((

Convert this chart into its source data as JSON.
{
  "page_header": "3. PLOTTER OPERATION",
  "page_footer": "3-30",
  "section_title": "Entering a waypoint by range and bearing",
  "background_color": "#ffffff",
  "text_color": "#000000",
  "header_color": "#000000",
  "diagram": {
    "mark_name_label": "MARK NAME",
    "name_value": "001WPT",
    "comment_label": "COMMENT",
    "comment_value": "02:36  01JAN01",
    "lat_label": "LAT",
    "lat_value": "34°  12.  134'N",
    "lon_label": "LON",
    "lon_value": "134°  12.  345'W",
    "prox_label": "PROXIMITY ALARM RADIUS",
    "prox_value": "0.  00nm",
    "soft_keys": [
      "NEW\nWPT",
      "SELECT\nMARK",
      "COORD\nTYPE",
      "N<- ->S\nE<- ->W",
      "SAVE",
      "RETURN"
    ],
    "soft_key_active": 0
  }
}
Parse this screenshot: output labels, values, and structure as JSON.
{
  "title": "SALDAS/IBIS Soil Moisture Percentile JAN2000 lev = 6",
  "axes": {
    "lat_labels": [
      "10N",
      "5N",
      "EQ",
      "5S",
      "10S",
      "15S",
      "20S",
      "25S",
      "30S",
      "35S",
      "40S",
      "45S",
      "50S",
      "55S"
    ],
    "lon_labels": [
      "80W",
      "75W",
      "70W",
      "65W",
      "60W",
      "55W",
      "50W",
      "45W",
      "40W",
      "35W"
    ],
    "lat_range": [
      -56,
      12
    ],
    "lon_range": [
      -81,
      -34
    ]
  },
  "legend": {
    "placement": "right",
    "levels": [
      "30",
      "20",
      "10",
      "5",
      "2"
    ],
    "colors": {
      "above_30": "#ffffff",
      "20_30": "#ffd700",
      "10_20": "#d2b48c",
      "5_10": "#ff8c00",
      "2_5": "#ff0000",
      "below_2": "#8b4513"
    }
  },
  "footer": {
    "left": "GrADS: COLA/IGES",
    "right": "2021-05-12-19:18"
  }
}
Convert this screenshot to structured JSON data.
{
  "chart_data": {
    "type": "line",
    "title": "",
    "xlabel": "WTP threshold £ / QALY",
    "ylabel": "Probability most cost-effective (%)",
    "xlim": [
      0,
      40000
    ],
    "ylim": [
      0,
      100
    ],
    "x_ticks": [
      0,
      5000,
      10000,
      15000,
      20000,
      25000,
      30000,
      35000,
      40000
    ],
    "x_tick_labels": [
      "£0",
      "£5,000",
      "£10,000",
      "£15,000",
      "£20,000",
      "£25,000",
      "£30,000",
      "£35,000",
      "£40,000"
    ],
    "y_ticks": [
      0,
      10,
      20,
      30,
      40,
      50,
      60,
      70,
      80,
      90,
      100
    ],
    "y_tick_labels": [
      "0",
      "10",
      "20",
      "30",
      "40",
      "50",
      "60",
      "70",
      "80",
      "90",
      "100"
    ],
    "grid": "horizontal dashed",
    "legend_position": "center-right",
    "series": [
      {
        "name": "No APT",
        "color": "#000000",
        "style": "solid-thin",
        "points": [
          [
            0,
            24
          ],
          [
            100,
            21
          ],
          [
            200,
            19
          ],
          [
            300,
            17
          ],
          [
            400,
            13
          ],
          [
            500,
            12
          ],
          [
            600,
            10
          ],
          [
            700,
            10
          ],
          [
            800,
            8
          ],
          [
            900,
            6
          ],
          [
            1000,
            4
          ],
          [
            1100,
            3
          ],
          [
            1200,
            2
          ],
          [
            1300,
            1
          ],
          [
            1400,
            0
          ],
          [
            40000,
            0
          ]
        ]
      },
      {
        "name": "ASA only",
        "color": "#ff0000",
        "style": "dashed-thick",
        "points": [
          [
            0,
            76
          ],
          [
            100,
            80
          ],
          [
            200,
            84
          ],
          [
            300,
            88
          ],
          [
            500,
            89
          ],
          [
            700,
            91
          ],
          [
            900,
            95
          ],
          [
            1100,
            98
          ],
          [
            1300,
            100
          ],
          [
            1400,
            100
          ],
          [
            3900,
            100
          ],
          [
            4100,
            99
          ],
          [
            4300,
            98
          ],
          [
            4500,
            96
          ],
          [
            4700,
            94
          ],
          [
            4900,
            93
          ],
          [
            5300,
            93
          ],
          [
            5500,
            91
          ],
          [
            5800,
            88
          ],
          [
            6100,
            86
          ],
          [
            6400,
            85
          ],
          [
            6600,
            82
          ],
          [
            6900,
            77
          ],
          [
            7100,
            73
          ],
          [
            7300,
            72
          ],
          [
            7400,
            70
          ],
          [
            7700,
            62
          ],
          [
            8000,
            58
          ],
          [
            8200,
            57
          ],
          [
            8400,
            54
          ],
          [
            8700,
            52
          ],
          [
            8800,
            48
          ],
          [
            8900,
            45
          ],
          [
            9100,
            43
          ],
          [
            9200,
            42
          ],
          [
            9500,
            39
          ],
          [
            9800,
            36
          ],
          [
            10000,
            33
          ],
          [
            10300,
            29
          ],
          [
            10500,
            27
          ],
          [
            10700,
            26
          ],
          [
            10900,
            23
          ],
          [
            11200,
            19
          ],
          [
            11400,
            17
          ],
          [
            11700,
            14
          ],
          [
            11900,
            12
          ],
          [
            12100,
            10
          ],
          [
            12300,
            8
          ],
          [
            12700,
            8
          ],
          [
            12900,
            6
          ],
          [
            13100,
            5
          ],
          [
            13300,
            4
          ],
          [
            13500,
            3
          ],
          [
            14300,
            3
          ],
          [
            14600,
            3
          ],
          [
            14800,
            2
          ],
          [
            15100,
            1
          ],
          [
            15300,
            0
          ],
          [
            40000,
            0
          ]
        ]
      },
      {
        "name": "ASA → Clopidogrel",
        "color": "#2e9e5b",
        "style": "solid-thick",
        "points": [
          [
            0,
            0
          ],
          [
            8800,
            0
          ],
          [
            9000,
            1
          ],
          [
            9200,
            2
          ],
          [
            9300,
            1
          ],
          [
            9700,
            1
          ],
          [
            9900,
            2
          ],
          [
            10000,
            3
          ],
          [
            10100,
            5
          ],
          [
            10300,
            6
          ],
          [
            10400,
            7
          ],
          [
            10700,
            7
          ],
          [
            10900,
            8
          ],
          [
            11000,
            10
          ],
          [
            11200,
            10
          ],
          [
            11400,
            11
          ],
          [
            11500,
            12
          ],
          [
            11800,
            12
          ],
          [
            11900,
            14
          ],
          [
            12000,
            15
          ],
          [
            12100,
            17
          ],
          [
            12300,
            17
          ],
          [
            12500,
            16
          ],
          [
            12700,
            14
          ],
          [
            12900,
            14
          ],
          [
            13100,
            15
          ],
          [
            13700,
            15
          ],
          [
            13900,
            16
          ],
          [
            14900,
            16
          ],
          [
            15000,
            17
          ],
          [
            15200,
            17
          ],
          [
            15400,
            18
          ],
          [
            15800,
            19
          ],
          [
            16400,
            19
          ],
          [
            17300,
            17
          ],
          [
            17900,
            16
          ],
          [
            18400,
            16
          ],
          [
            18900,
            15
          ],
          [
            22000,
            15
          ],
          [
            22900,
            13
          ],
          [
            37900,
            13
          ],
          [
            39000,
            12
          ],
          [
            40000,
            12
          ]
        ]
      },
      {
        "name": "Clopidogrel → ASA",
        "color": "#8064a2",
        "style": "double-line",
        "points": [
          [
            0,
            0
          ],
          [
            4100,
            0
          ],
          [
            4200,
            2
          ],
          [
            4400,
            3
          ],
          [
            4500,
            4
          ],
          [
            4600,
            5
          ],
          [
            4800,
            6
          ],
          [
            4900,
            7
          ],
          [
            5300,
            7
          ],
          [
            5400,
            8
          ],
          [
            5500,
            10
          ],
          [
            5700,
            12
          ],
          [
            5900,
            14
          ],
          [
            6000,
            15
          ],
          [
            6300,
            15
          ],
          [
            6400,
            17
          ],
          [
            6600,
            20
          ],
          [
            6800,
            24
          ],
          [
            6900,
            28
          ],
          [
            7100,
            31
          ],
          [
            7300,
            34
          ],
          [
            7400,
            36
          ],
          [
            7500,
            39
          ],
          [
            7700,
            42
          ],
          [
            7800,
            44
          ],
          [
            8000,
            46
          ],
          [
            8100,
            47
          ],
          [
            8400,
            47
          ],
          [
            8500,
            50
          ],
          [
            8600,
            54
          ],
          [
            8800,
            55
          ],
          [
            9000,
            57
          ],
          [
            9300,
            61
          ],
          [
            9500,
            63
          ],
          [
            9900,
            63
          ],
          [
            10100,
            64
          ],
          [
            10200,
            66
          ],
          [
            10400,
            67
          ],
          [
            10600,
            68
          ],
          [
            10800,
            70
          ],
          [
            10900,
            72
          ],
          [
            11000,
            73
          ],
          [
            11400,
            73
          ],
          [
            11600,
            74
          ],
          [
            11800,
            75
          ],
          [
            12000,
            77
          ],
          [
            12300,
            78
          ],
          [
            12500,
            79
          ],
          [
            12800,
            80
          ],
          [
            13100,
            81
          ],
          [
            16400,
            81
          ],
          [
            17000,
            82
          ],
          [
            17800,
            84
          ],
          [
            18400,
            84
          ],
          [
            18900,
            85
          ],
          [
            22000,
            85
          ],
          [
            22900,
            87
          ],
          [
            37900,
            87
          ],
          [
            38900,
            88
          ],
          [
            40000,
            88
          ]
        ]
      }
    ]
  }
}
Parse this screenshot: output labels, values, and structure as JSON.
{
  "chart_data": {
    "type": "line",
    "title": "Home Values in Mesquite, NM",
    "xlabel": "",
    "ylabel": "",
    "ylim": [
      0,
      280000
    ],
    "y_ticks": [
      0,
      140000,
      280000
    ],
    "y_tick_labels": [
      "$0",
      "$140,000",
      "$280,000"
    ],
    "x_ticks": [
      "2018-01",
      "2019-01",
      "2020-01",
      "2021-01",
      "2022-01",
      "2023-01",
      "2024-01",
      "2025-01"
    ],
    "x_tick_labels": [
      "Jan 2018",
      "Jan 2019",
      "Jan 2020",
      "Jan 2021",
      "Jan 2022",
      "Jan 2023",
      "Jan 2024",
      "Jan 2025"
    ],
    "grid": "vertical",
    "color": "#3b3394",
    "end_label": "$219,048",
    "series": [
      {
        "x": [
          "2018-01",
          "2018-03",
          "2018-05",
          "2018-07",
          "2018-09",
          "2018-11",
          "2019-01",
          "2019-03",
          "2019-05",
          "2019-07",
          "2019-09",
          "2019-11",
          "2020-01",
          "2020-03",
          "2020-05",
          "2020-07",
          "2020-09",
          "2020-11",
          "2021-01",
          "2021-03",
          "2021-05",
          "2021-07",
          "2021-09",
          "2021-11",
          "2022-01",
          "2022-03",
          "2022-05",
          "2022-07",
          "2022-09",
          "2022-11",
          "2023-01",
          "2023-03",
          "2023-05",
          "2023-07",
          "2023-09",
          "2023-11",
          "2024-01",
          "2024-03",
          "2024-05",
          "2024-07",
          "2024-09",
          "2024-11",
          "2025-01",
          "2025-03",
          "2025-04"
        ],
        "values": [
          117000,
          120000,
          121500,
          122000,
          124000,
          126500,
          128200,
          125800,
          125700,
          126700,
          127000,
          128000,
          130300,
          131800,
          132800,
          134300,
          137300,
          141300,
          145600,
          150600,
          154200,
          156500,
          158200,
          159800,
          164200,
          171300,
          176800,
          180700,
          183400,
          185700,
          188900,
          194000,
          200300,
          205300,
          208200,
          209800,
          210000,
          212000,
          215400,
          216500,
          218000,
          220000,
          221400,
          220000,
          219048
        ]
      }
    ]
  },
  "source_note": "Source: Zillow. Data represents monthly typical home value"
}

))

EXERCISE GOAL:
Say how many lines in the records contain the string "thick", and say nothing else.

EXPECTED OUTPUT:
2